▶ **To do**:
Your task is to repeat the lines below exactly, excluding any pictures they contain.

□ □ □

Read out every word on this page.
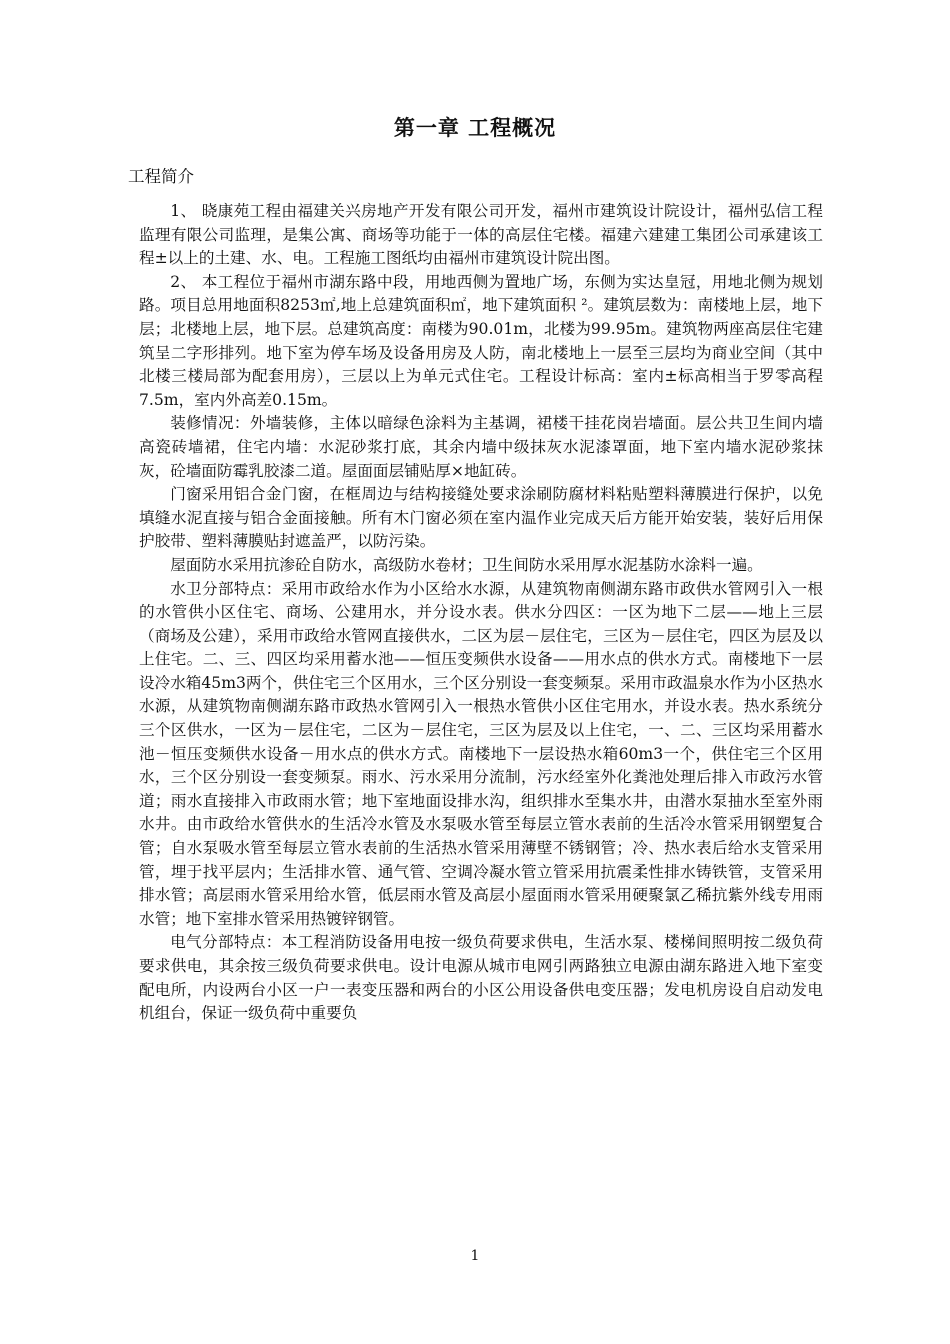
第一章 工程概况
工程简介

1、 晓康苑工程由福建关兴房地产开发有限公司开发，福州市建筑设计院设计，福州弘信工程监理有限公司监理，是集公寓、商场等功能于一体的高层住宅楼。福建六建建工集团公司承建该工程±以上的土建、水、电。工程施工图纸均由福州市建筑设计院出图。

2、 本工程位于福州市湖东路中段，用地西侧为置地广场，东侧为实达皇冠，用地北侧为规划路。项目总用地面积8253㎡,地上总建筑面积㎡，地下建筑面积 ²。建筑层数为：南楼地上层，地下层；北楼地上层，地下层。总建筑高度：南楼为90.01m，北楼为99.95m。建筑物两座高层住宅建筑呈二字形排列。地下室为停车场及设备用房及人防，南北楼地上一层至三层均为商业空间（其中北楼三楼局部为配套用房），三层以上为单元式住宅。工程设计标高：室内±标高相当于罗零高程7.5m，室内外高差0.15m。

装修情况：外墙装修，主体以暗绿色涂料为主基调，裙楼干挂花岗岩墙面。层公共卫生间内墙高瓷砖墙裙，住宅内墙：水泥砂浆打底，其余内墙中级抹灰水泥漆罩面，地下室内墙水泥砂浆抹灰，砼墙面防霉乳胶漆二道。屋面面层铺贴厚×地缸砖。

门窗采用铝合金门窗，在框周边与结构接缝处要求涂刷防腐材料粘贴塑料薄膜进行保护，以免填缝水泥直接与铝合金面接触。所有木门窗必须在室内温作业完成天后方能开始安装，装好后用保护胶带、塑料薄膜贴封遮盖严，以防污染。

屋面防水采用抗渗砼自防水，高级防水卷材；卫生间防水采用厚水泥基防水涂料一遍。

水卫分部特点：采用市政给水作为小区给水水源，从建筑物南侧湖东路市政供水管网引入一根的水管供小区住宅、商场、公建用水，并分设水表。供水分四区：一区为地下二层——地上三层（商场及公建），采用市政给水管网直接供水，二区为层－层住宅，三区为－层住宅，四区为层及以上住宅。二、三、四区均采用蓄水池——恒压变频供水设备——用水点的供水方式。南楼地下一层设冷水箱45m3两个，供住宅三个区用水，三个区分别设一套变频泵。采用市政温泉水作为小区热水水源，从建筑物南侧湖东路市政热水管网引入一根热水管供小区住宅用水，并设水表。热水系统分三个区供水，一区为－层住宅，二区为－层住宅，三区为层及以上住宅，一、二、三区均采用蓄水池－恒压变频供水设备－用水点的供水方式。南楼地下一层设热水箱60m3一个，供住宅三个区用水，三个区分别设一套变频泵。雨水、污水采用分流制，污水经室外化粪池处理后排入市政污水管道；雨水直接排入市政雨水管；地下室地面设排水沟，组织排水至集水井，由潜水泵抽水至室外雨水井。由市政给水管供水的生活冷水管及水泵吸水管至每层立管水表前的生活冷水管采用钢塑复合管；自水泵吸水管至每层立管水表前的生活热水管采用薄壁不锈钢管；冷、热水表后给水支管采用管，埋于找平层内；生活排水管、通气管、空调冷凝水管立管采用抗震柔性排水铸铁管，支管采用排水管；高层雨水管采用给水管，低层雨水管及高层小屋面雨水管采用硬聚氯乙稀抗紫外线专用雨水管；地下室排水管采用热镀锌钢管。

电气分部特点：本工程消防设备用电按一级负荷要求供电，生活水泵、楼梯间照明按二级负荷要求供电，其余按三级负荷要求供电。设计电源从城市电网引两路独立电源由湖东路进入地下室变配电所，内设两台小区一户一表变压器和两台的小区公用设备供电变压器；发电机房设自启动发电机组台，保证一级负荷中重要负

1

□ □ □

▶ **In response**:
Read out every word on this page.
第一章 工程概况
工程简介

1、 晓康苑工程由福建关兴房地产开发有限公司开发，福州市建筑设计院设计，福州弘信工程监理有限公司监理，是集公寓、商场等功能于一体的高层住宅楼。福建六建建工集团公司承建该工程±以上的土建、水、电。工程施工图纸均由福州市建筑设计院出图。

2、 本工程位于福州市湖东路中段，用地西侧为置地广场，东侧为实达皇冠，用地北侧为规划路。项目总用地面积8253㎡,地上总建筑面积㎡，地下建筑面积 ²。建筑层数为：南楼地上层，地下层；北楼地上层，地下层。总建筑高度：南楼为90.01m，北楼为99.95m。建筑物两座高层住宅建筑呈二字形排列。地下室为停车场及设备用房及人防，南北楼地上一层至三层均为商业空间（其中北楼三楼局部为配套用房），三层以上为单元式住宅。工程设计标高：室内±标高相当于罗零高程7.5m，室内外高差0.15m。

装修情况：外墙装修，主体以暗绿色涂料为主基调，裙楼干挂花岗岩墙面。层公共卫生间内墙高瓷砖墙裙，住宅内墙：水泥砂浆打底，其余内墙中级抹灰水泥漆罩面，地下室内墙水泥砂浆抹灰，砼墙面防霉乳胶漆二道。屋面面层铺贴厚×地缸砖。

门窗采用铝合金门窗，在框周边与结构接缝处要求涂刷防腐材料粘贴塑料薄膜进行保护，以免填缝水泥直接与铝合金面接触。所有木门窗必须在室内温作业完成天后方能开始安装，装好后用保护胶带、塑料薄膜贴封遮盖严，以防污染。

屋面防水采用抗渗砼自防水，高级防水卷材；卫生间防水采用厚水泥基防水涂料一遍。

水卫分部特点：采用市政给水作为小区给水水源，从建筑物南侧湖东路市政供水管网引入一根的水管供小区住宅、商场、公建用水，并分设水表。供水分四区：一区为地下二层——地上三层（商场及公建），采用市政给水管网直接供水，二区为层－层住宅，三区为－层住宅，四区为层及以上住宅。二、三、四区均采用蓄水池——恒压变频供水设备——用水点的供水方式。南楼地下一层设冷水箱45m3两个，供住宅三个区用水，三个区分别设一套变频泵。采用市政温泉水作为小区热水水源，从建筑物南侧湖东路市政热水管网引入一根热水管供小区住宅用水，并设水表。热水系统分三个区供水，一区为－层住宅，二区为－层住宅，三区为层及以上住宅，一、二、三区均采用蓄水池－恒压变频供水设备－用水点的供水方式。南楼地下一层设热水箱60m3一个，供住宅三个区用水，三个区分别设一套变频泵。雨水、污水采用分流制，污水经室外化粪池处理后排入市政污水管道；雨水直接排入市政雨水管；地下室地面设排水沟，组织排水至集水井，由潜水泵抽水至室外雨水井。由市政给水管供水的生活冷水管及水泵吸水管至每层立管水表前的生活冷水管采用钢塑复合管；自水泵吸水管至每层立管水表前的生活热水管采用薄壁不锈钢管；冷、热水表后给水支管采用管，埋于找平层内；生活排水管、通气管、空调冷凝水管立管采用抗震柔性排水铸铁管，支管采用排水管；高层雨水管采用给水管，低层雨水管及高层小屋面雨水管采用硬聚氯乙稀抗紫外线专用雨水管；地下室排水管采用热镀锌钢管。

电气分部特点：本工程消防设备用电按一级负荷要求供电，生活水泵、楼梯间照明按二级负荷要求供电，其余按三级负荷要求供电。设计电源从城市电网引两路独立电源由湖东路进入地下室变配电所，内设两台小区一户一表变压器和两台的小区公用设备供电变压器；发电机房设自启动发电机组台，保证一级负荷中重要负

1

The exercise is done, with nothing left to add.